Information shown —
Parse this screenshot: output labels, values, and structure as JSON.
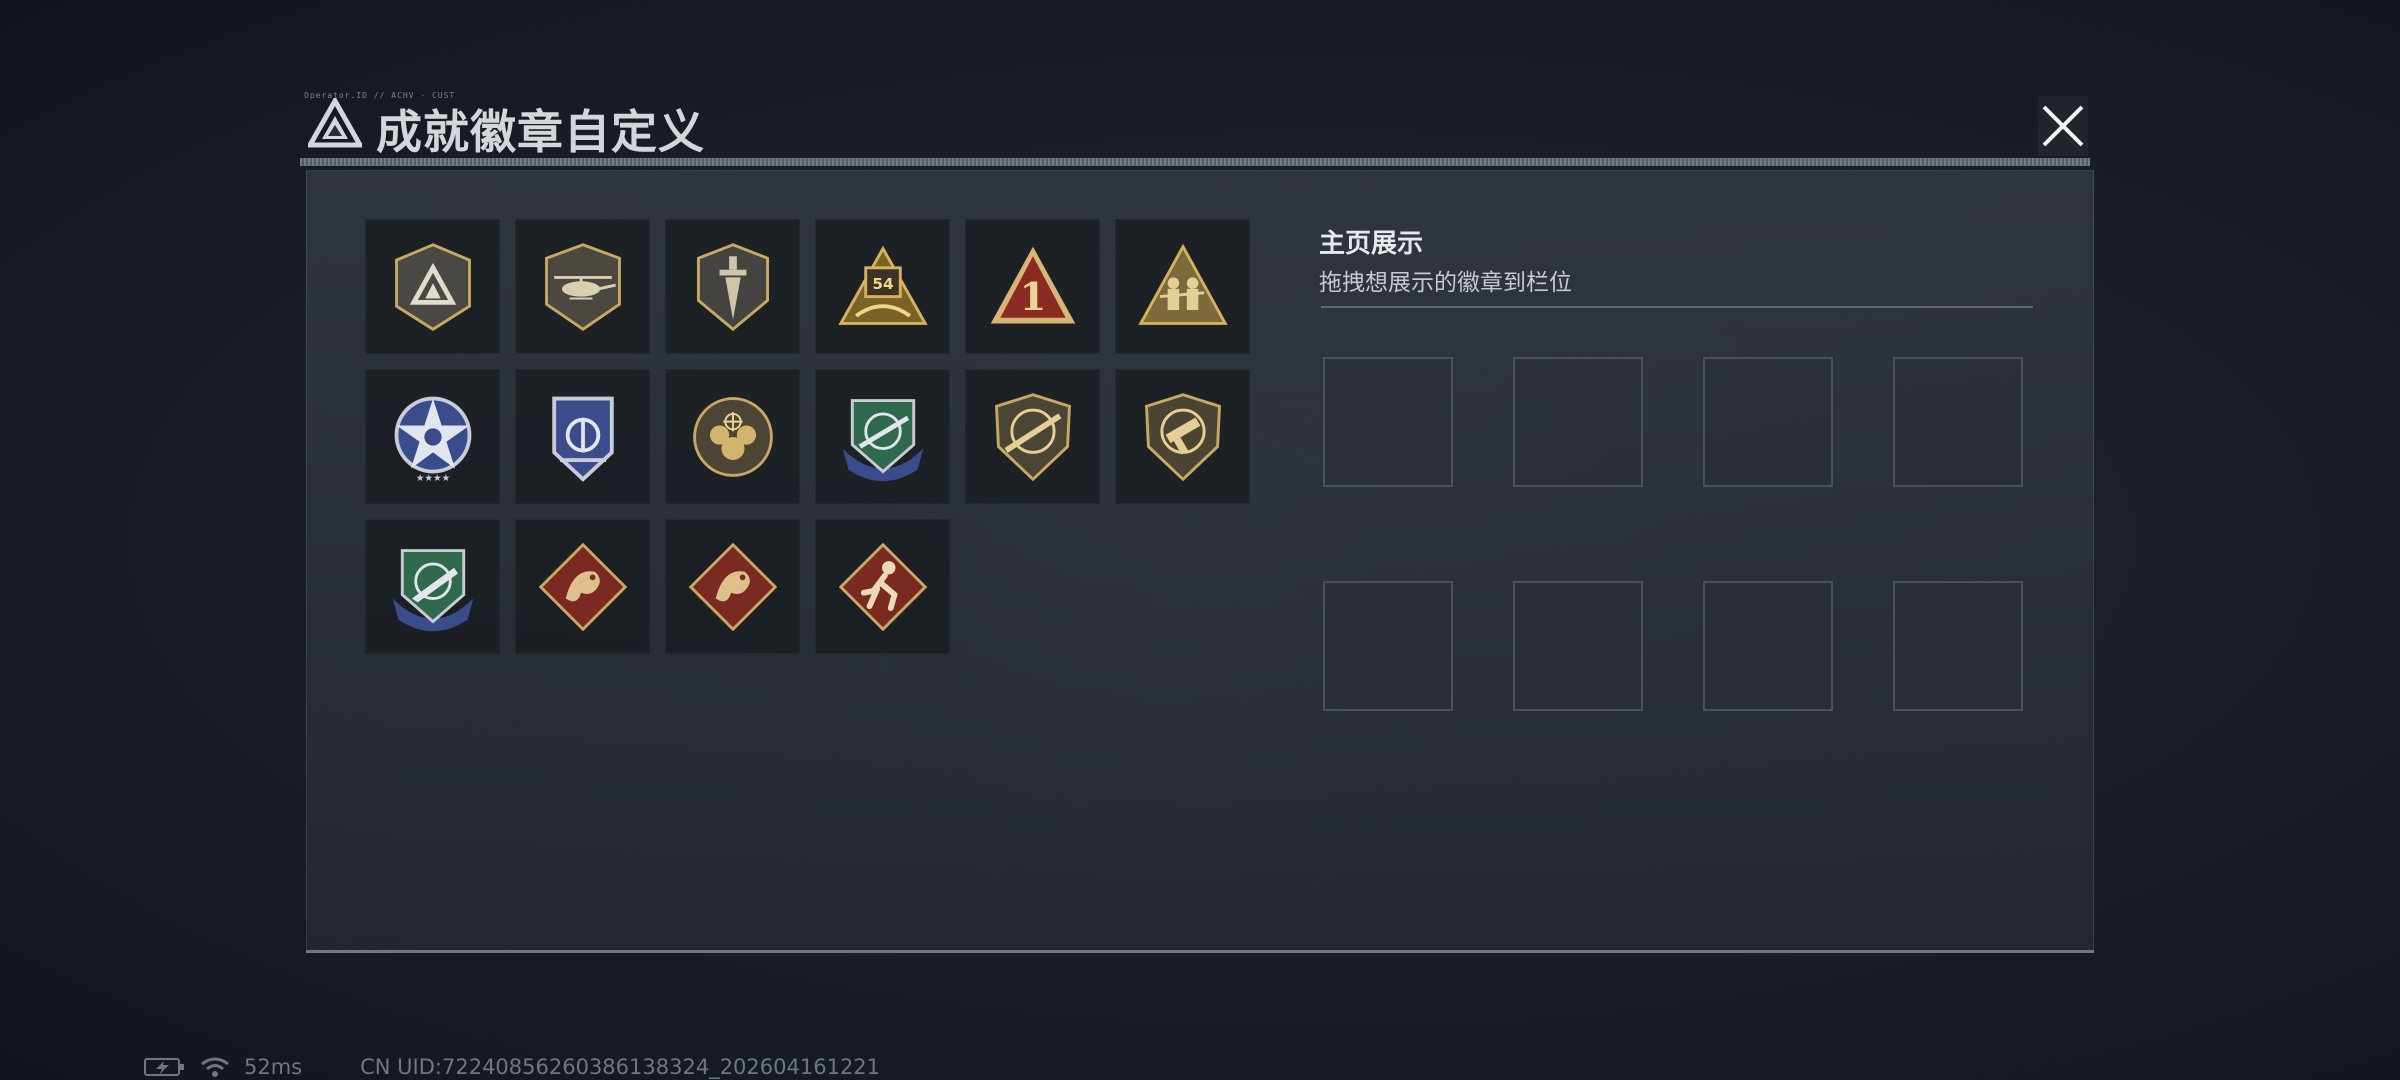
{
  "window": {
    "title": "成就徽章自定义",
    "tag": "Operator.ID  //  ACHV · CUST"
  },
  "colors": {
    "accent": "#d3d6da",
    "gold": "#c9a962",
    "badge_red": "#7a2a22",
    "badge_blue": "#3a4c8c",
    "badge_green": "#2f6a4d"
  },
  "badges": [
    {
      "icon": "triangle-shield-badge-icon"
    },
    {
      "icon": "helicopter-shield-badge-icon"
    },
    {
      "icon": "dagger-shield-badge-icon"
    },
    {
      "icon": "rank-54-badge-icon",
      "number": "54"
    },
    {
      "icon": "red-triangle-1-badge-icon",
      "number": "1"
    },
    {
      "icon": "soldiers-triangle-badge-icon"
    },
    {
      "icon": "silver-star-badge-icon"
    },
    {
      "icon": "blue-shield-badge-icon"
    },
    {
      "icon": "gold-crosshair-round-badge-icon"
    },
    {
      "icon": "green-blue-crest-rifle-badge-icon"
    },
    {
      "icon": "gold-rifle-shield-badge-icon"
    },
    {
      "icon": "gold-pistol-shield-badge-icon"
    },
    {
      "icon": "green-blue-crest-knife-badge-icon"
    },
    {
      "icon": "red-dragon-diamond-badge-icon"
    },
    {
      "icon": "red-dragon-diamond-badge-icon"
    },
    {
      "icon": "red-runner-diamond-badge-icon"
    }
  ],
  "display": {
    "title": "主页展示",
    "subtitle": "拖拽想展示的徽章到栏位",
    "slot_count": 8
  },
  "status": {
    "battery_icon": "battery-charging-icon",
    "wifi_icon": "wifi-icon",
    "ping": "52ms",
    "uid": "CN UID:72240856260386138324_202604161221"
  }
}
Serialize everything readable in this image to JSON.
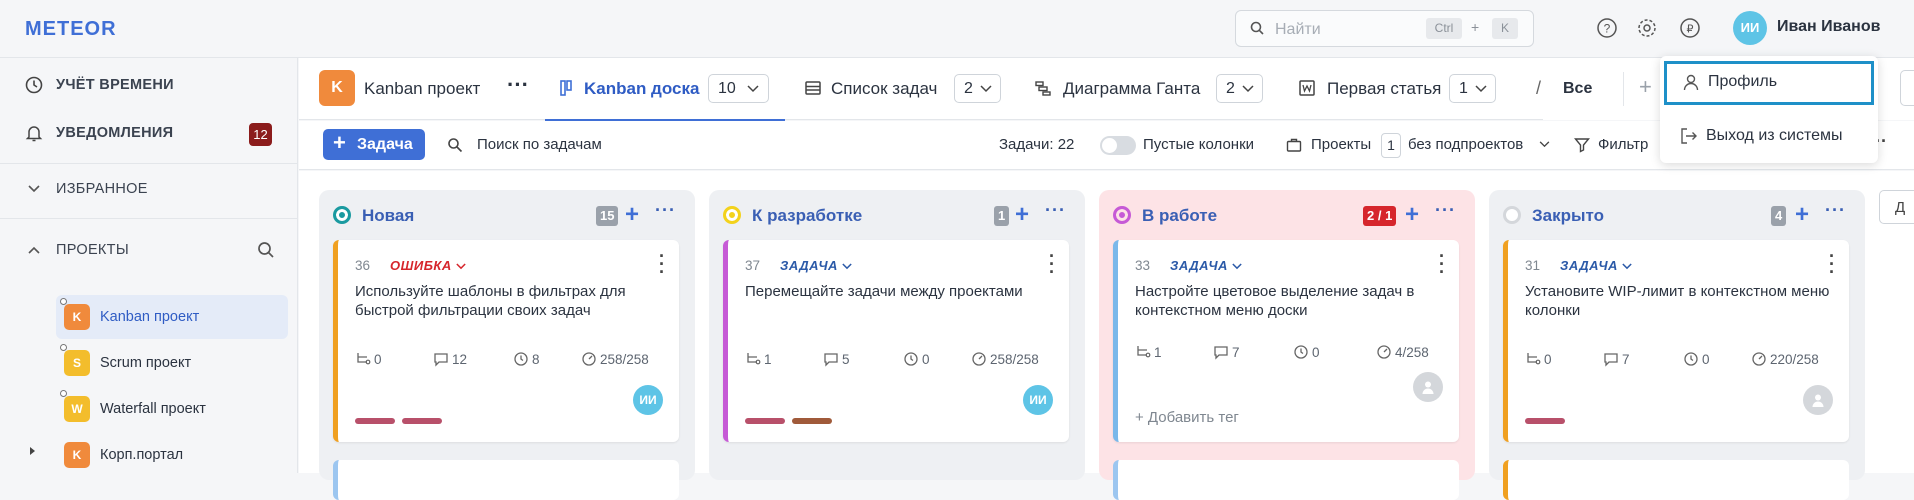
{
  "app": {
    "logo": "METEOR"
  },
  "search": {
    "placeholder": "Найти",
    "kbd1": "Ctrl",
    "plus": "+",
    "kbd2": "K"
  },
  "user": {
    "initials": "ИИ",
    "name": "Иван Иванов"
  },
  "sidebar": {
    "time": "УЧЁТ ВРЕМЕНИ",
    "notifications": "УВЕДОМЛЕНИЯ",
    "notifications_count": "12",
    "favorites": "ИЗБРАННОЕ",
    "projects": "ПРОЕКТЫ",
    "project_list": [
      {
        "initial": "K",
        "name": "Kanban проект",
        "color": "#f08a3c"
      },
      {
        "initial": "S",
        "name": "Scrum проект",
        "color": "#f3bd2c"
      },
      {
        "initial": "W",
        "name": "Waterfall проект",
        "color": "#f3bd2c"
      },
      {
        "initial": "K",
        "name": "Корп.портал",
        "color": "#f08a3c"
      }
    ]
  },
  "project_header": {
    "initial": "K",
    "name": "Kanban проект",
    "more": "···"
  },
  "tabs": [
    {
      "label": "Kanban доска",
      "count": "10"
    },
    {
      "label": "Список задач",
      "count": "2"
    },
    {
      "label": "Диаграмма Ганта",
      "count": "2"
    },
    {
      "label": "Первая статья",
      "count": "1"
    }
  ],
  "tab_dropdown": {
    "all": "Все"
  },
  "user_menu": {
    "profile": "Профиль",
    "logout": "Выход из системы"
  },
  "toolbar": {
    "add": "Задача",
    "search": "Поиск по задачам",
    "tasks": "Задачи: 22",
    "empty_cols": "Пустые колонки",
    "projects": "Проекты",
    "projects_num": "1",
    "subprojects": "без подпроектов",
    "filter": "Фильтр"
  },
  "columns": [
    {
      "title": "Новая",
      "count": "15",
      "ring": "#1a9aa0",
      "card": {
        "num": "36",
        "type": "ОШИБКА",
        "type_color": "#d6262c",
        "text": "Используйте шаблоны в фильтрах для быстрой фильтрации своих задач",
        "subtasks": "0",
        "comments": "12",
        "time": "8",
        "progress": "258/258",
        "assignee": "ИИ",
        "border": "#f0a020",
        "tags": [
          "#b8506a",
          "#b8506a"
        ]
      }
    },
    {
      "title": "К разработке",
      "count": "1",
      "ring": "#f3d21c",
      "card": {
        "num": "37",
        "type": "ЗАДАЧА",
        "type_color": "#2c5aa8",
        "text": "Перемещайте задачи между проектами",
        "subtasks": "1",
        "comments": "5",
        "time": "0",
        "progress": "258/258",
        "assignee": "ИИ",
        "border": "#c65ad6",
        "tags": [
          "#b8506a",
          "#a05a3a"
        ]
      }
    },
    {
      "title": "В работе",
      "count": "2 / 1",
      "ring": "#c65ad6",
      "card": {
        "num": "33",
        "type": "ЗАДАЧА",
        "type_color": "#2c5aa8",
        "text": "Настройте цветовое выделение задач в контекстном меню доски",
        "subtasks": "1",
        "comments": "7",
        "time": "0",
        "progress": "4/258",
        "assignee": "",
        "border": "#7ab8ea",
        "add_tag": "+ Добавить тег",
        "tags": []
      }
    },
    {
      "title": "Закрыто",
      "count": "4",
      "ring": "#d4d7db",
      "card": {
        "num": "31",
        "type": "ЗАДАЧА",
        "type_color": "#2c5aa8",
        "text": "Установите WIP-лимит в контекстном меню колонки",
        "subtasks": "0",
        "comments": "7",
        "time": "0",
        "progress": "220/258",
        "assignee": "",
        "border": "#f0a020",
        "tags": [
          "#b8506a"
        ]
      }
    }
  ]
}
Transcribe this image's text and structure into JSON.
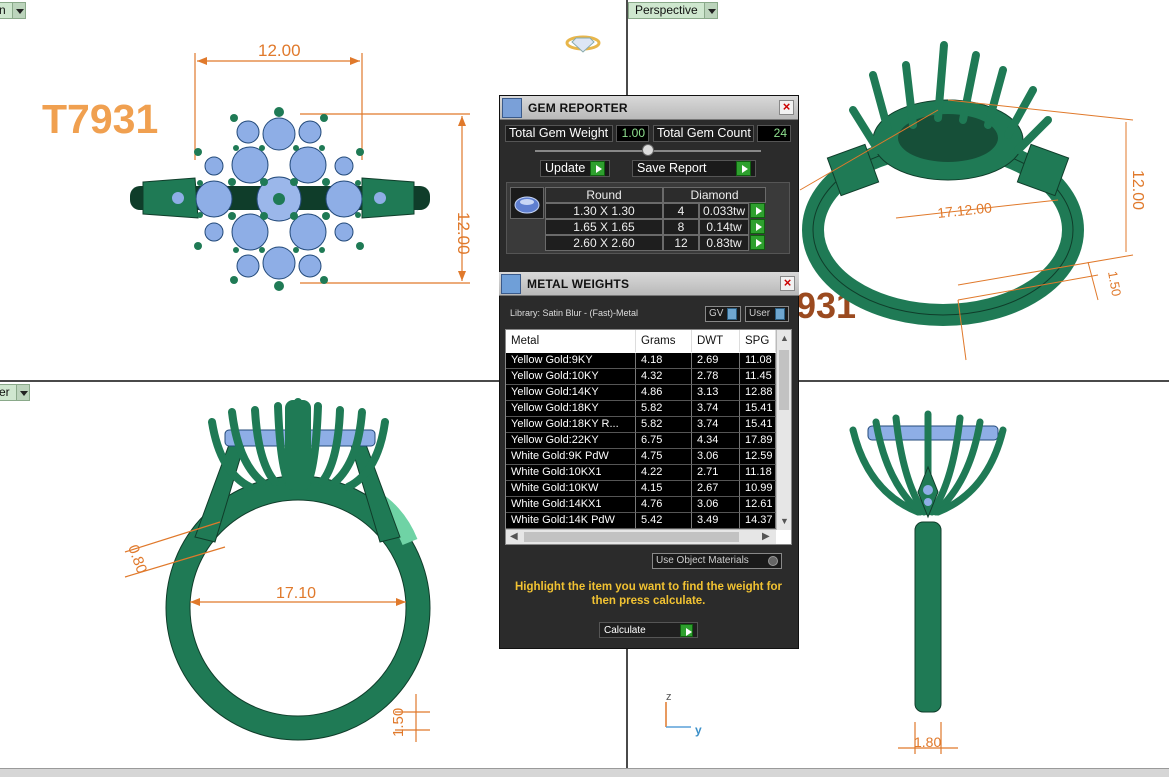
{
  "viewports": {
    "top_left": {
      "label": "n"
    },
    "top_right": {
      "label": "Perspective"
    },
    "bottom_left": {
      "label": "er"
    }
  },
  "model_code": "T7931",
  "dimensions": {
    "top_width": "12.00",
    "top_height": "12.00",
    "persp_height": "12.00",
    "persp_overlap": "17.12.00",
    "persp_small": "1.50",
    "persp_ghost_text": "931",
    "front_inner": "17.10",
    "front_left": "0.80",
    "front_bottom": "1.50",
    "side_bottom": "1.80"
  },
  "axis": {
    "z": "z",
    "y": "y"
  },
  "gem_reporter": {
    "title": "GEM REPORTER",
    "total_gem_weight_label": "Total Gem Weight",
    "total_gem_weight": "1.00",
    "total_gem_count_label": "Total Gem Count",
    "total_gem_count": "24",
    "update_label": "Update",
    "save_report_label": "Save Report",
    "table_headers": [
      "Round",
      "Diamond"
    ],
    "gems": [
      {
        "size": "1.30 X 1.30",
        "count": "4",
        "weight": "0.033tw"
      },
      {
        "size": "1.65 X 1.65",
        "count": "8",
        "weight": "0.14tw"
      },
      {
        "size": "2.60 X 2.60",
        "count": "12",
        "weight": "0.83tw"
      }
    ]
  },
  "metal_weights": {
    "title": "METAL WEIGHTS",
    "library": "Library: Satin Blur - (Fast)-Metal",
    "gv_label": "GV",
    "user_label": "User",
    "columns": [
      "Metal",
      "Grams",
      "DWT",
      "SPG"
    ],
    "rows": [
      [
        "Yellow Gold:9KY",
        "4.18",
        "2.69",
        "11.08"
      ],
      [
        "Yellow Gold:10KY",
        "4.32",
        "2.78",
        "11.45"
      ],
      [
        "Yellow Gold:14KY",
        "4.86",
        "3.13",
        "12.88"
      ],
      [
        "Yellow Gold:18KY",
        "5.82",
        "3.74",
        "15.41"
      ],
      [
        "Yellow Gold:18KY R...",
        "5.82",
        "3.74",
        "15.41"
      ],
      [
        "Yellow Gold:22KY",
        "6.75",
        "4.34",
        "17.89"
      ],
      [
        "White Gold:9K PdW",
        "4.75",
        "3.06",
        "12.59"
      ],
      [
        "White Gold:10KX1",
        "4.22",
        "2.71",
        "11.18"
      ],
      [
        "White Gold:10KW",
        "4.15",
        "2.67",
        "10.99"
      ],
      [
        "White Gold:14KX1",
        "4.76",
        "3.06",
        "12.61"
      ],
      [
        "White Gold:14K PdW",
        "5.42",
        "3.49",
        "14.37"
      ]
    ],
    "use_object_materials": "Use Object Materials",
    "hint": "Highlight the item you want to find the weight for then press calculate.",
    "calculate_label": "Calculate"
  },
  "colors": {
    "ring": "#1f7a55",
    "ring_light": "#3ea97a",
    "gem": "#8eaee6",
    "dimension": "#e0792b",
    "panel_bg": "#2b2b2b",
    "accent_green": "#2ea02e",
    "hint": "#f1c232"
  }
}
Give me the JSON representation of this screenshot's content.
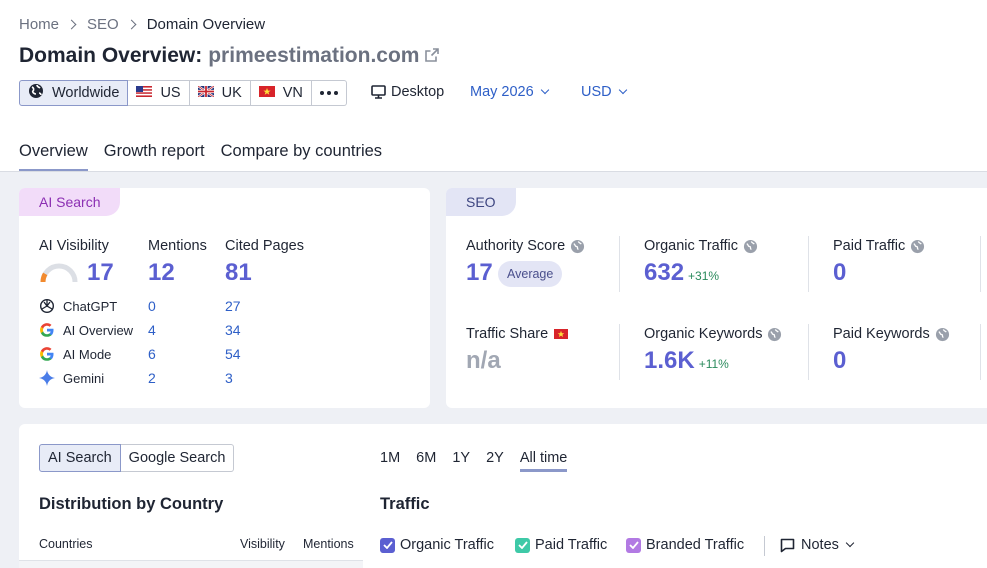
{
  "breadcrumb": [
    "Home",
    "SEO",
    "Domain Overview"
  ],
  "title": {
    "prefix": "Domain Overview:",
    "domain": "primeestimation.com"
  },
  "databases": [
    {
      "label": "Worldwide",
      "active": true
    },
    {
      "label": "US",
      "active": false
    },
    {
      "label": "UK",
      "active": false
    },
    {
      "label": "VN",
      "active": false
    }
  ],
  "device": "Desktop",
  "date": "May 2026",
  "currency": "USD",
  "tabs": [
    "Overview",
    "Growth report",
    "Compare by countries"
  ],
  "ai_card": {
    "tag": "AI Search",
    "headers": {
      "visibility": "AI Visibility",
      "mentions": "Mentions",
      "cited": "Cited Pages"
    },
    "visibility_value": "17",
    "visibility_fraction": 0.17,
    "mentions_value": "12",
    "cited_value": "81",
    "rows": [
      {
        "name": "ChatGPT",
        "mentions": "0",
        "cited": "27"
      },
      {
        "name": "AI Overview",
        "mentions": "4",
        "cited": "34"
      },
      {
        "name": "AI Mode",
        "mentions": "6",
        "cited": "54"
      },
      {
        "name": "Gemini",
        "mentions": "2",
        "cited": "3"
      }
    ]
  },
  "seo_card": {
    "tag": "SEO",
    "authority": {
      "label": "Authority Score",
      "value": "17",
      "badge": "Average"
    },
    "organic_traffic": {
      "label": "Organic Traffic",
      "value": "632",
      "change": "+31%"
    },
    "paid_traffic": {
      "label": "Paid Traffic",
      "value": "0"
    },
    "traffic_share": {
      "label": "Traffic Share",
      "value": "n/a"
    },
    "organic_keywords": {
      "label": "Organic Keywords",
      "value": "1.6K",
      "change": "+11%"
    },
    "paid_keywords": {
      "label": "Paid Keywords",
      "value": "0"
    }
  },
  "bottom": {
    "segment": [
      "AI Search",
      "Google Search"
    ],
    "periods": [
      "1M",
      "6M",
      "1Y",
      "2Y",
      "All time"
    ],
    "distribution_title": "Distribution by Country",
    "columns": [
      "Countries",
      "Visibility",
      "Mentions"
    ],
    "traffic_title": "Traffic",
    "legend": [
      "Organic Traffic",
      "Paid Traffic",
      "Branded Traffic"
    ],
    "notes": "Notes"
  },
  "colors": {
    "accent": "#5b5fd1",
    "link": "#2e5fc7",
    "ai_tag": "#f2dcf9",
    "seo_tag": "#e3e5f5",
    "organic": "#5b5fd1",
    "paid": "#3ec9a7",
    "branded": "#b27ae3"
  }
}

What you will do — From the material above, gather all lines that include the string "crest" and copy them.

Written answer —
      "icon": "green-blue-crest-rifle-badge-icon"
      "icon": "green-blue-crest-knife-badge-icon"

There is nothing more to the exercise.